Below are records; count the lines in them that hold "this" and give only the count.
☆ ☆ ☆ ☆ ☆ ☆ ☆
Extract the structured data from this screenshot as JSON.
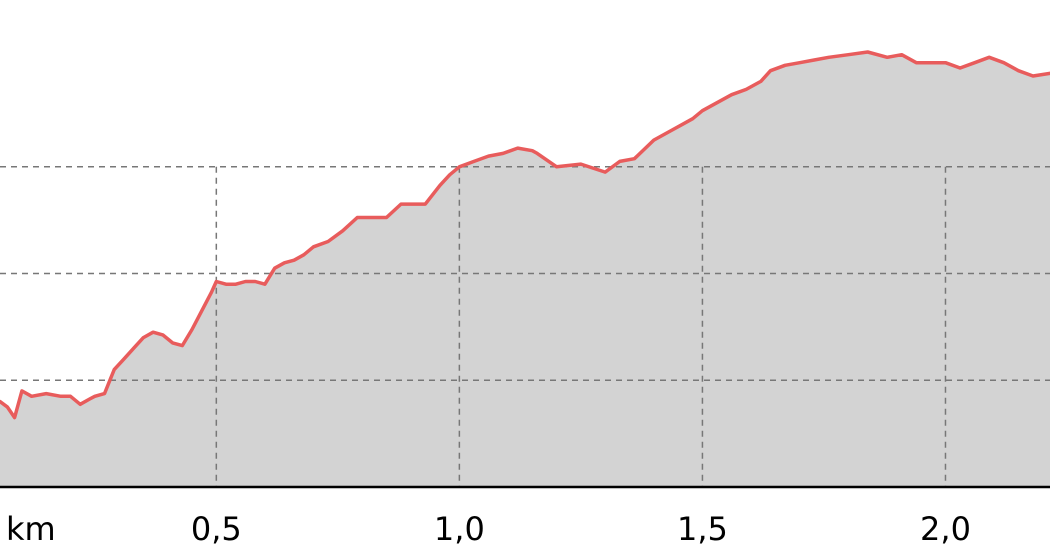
{
  "chart_data": {
    "type": "area",
    "title": "",
    "xlabel": "",
    "ylabel": "",
    "x_unit_label": "km",
    "x_ticks": [
      {
        "value": 0.5,
        "label": "0,5"
      },
      {
        "value": 1.0,
        "label": "1,0"
      },
      {
        "value": 1.5,
        "label": "1,5"
      },
      {
        "value": 2.0,
        "label": "2,0"
      }
    ],
    "xlim": [
      0.055,
      2.215
    ],
    "ylim": [
      0,
      8
    ],
    "y_gridlines": [
      2,
      4,
      6
    ],
    "grid": true,
    "series": [
      {
        "color": "#e85c5c",
        "fill": "#d3d3d3",
        "x": [
          0.055,
          0.07,
          0.085,
          0.1,
          0.12,
          0.15,
          0.18,
          0.2,
          0.22,
          0.24,
          0.25,
          0.27,
          0.29,
          0.31,
          0.33,
          0.35,
          0.37,
          0.39,
          0.41,
          0.43,
          0.45,
          0.47,
          0.49,
          0.5,
          0.52,
          0.54,
          0.56,
          0.58,
          0.6,
          0.62,
          0.64,
          0.66,
          0.68,
          0.7,
          0.73,
          0.76,
          0.79,
          0.82,
          0.85,
          0.88,
          0.9,
          0.93,
          0.96,
          0.98,
          1.0,
          1.03,
          1.06,
          1.09,
          1.12,
          1.15,
          1.16,
          1.2,
          1.25,
          1.3,
          1.33,
          1.36,
          1.4,
          1.44,
          1.48,
          1.5,
          1.53,
          1.56,
          1.59,
          1.62,
          1.64,
          1.67,
          1.7,
          1.73,
          1.76,
          1.8,
          1.84,
          1.88,
          1.91,
          1.94,
          1.97,
          2.0,
          2.03,
          2.06,
          2.09,
          2.12,
          2.15,
          2.18,
          2.215
        ],
        "y": [
          1.6,
          1.5,
          1.3,
          1.8,
          1.7,
          1.75,
          1.7,
          1.7,
          1.55,
          1.65,
          1.7,
          1.75,
          2.2,
          2.4,
          2.6,
          2.8,
          2.9,
          2.85,
          2.7,
          2.65,
          2.95,
          3.3,
          3.65,
          3.85,
          3.8,
          3.8,
          3.85,
          3.85,
          3.8,
          4.1,
          4.2,
          4.25,
          4.35,
          4.5,
          4.6,
          4.8,
          5.05,
          5.05,
          5.05,
          5.3,
          5.3,
          5.3,
          5.65,
          5.85,
          6.0,
          6.1,
          6.2,
          6.25,
          6.35,
          6.3,
          6.25,
          6.0,
          6.05,
          5.9,
          6.1,
          6.15,
          6.5,
          6.7,
          6.9,
          7.05,
          7.2,
          7.35,
          7.45,
          7.6,
          7.8,
          7.9,
          7.95,
          8.0,
          8.05,
          8.1,
          8.15,
          8.05,
          8.1,
          7.95,
          7.95,
          7.95,
          7.85,
          7.95,
          8.05,
          7.95,
          7.8,
          7.7,
          7.75
        ]
      }
    ]
  }
}
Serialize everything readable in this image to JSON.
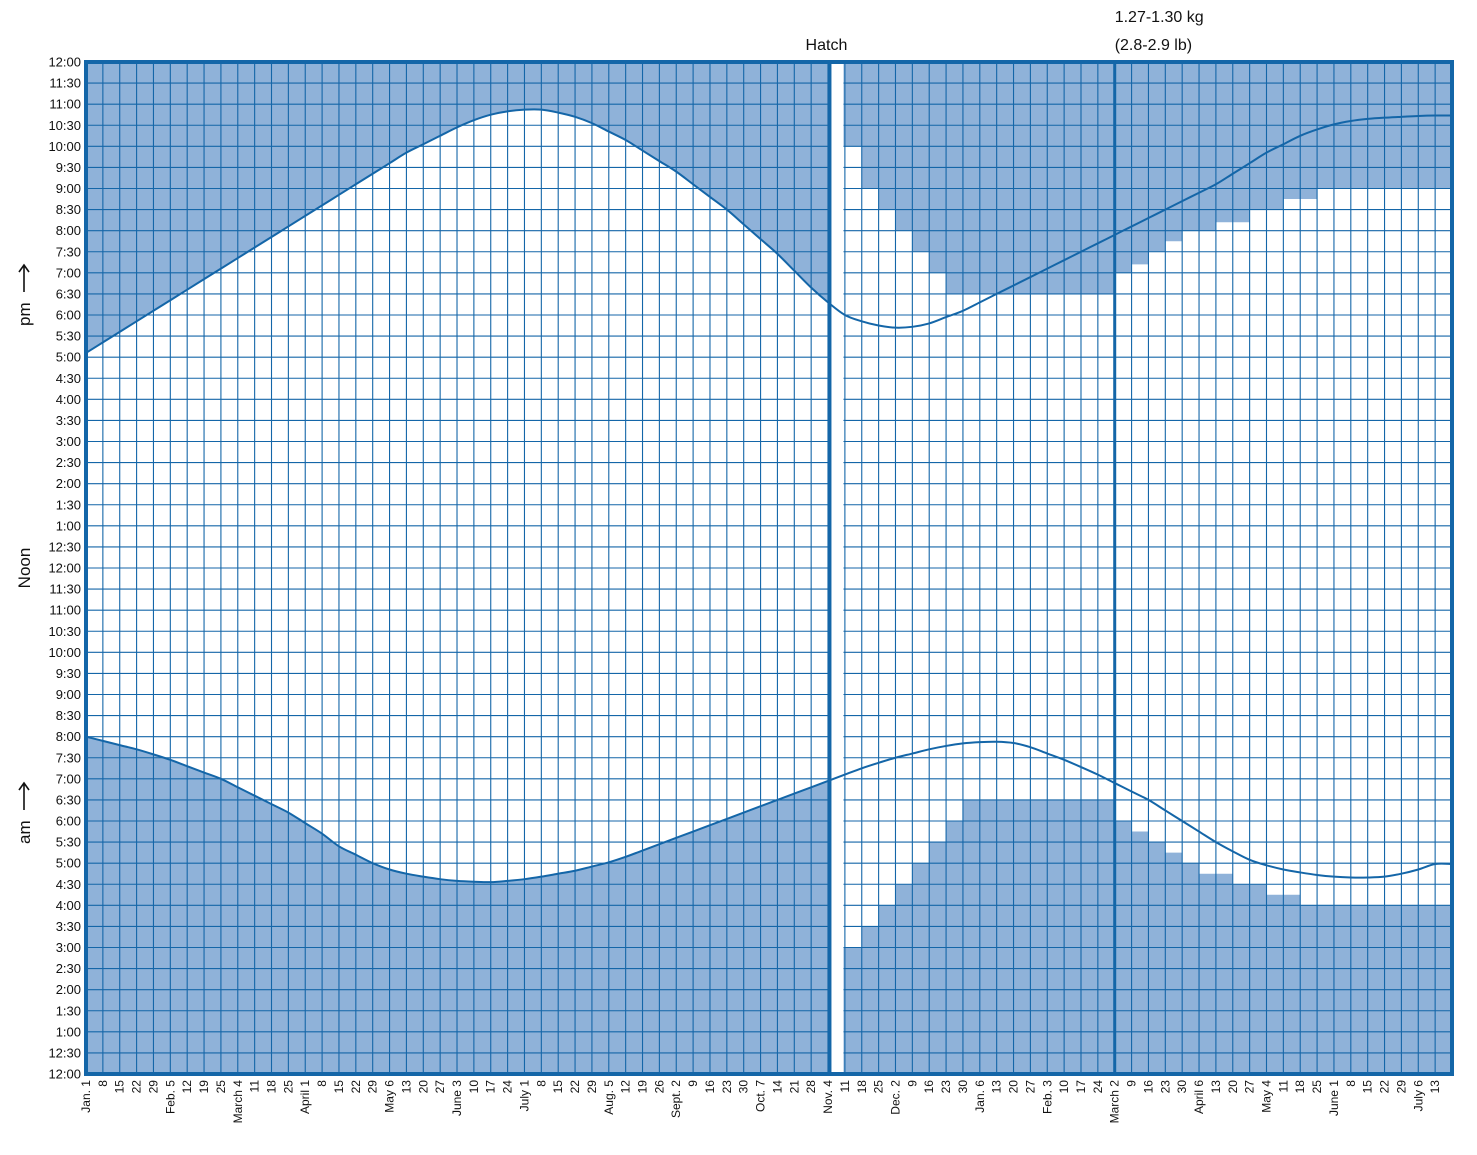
☆ ☆ ☆ ☆ ☆ ☆ ☆
### TASK ANSWER
2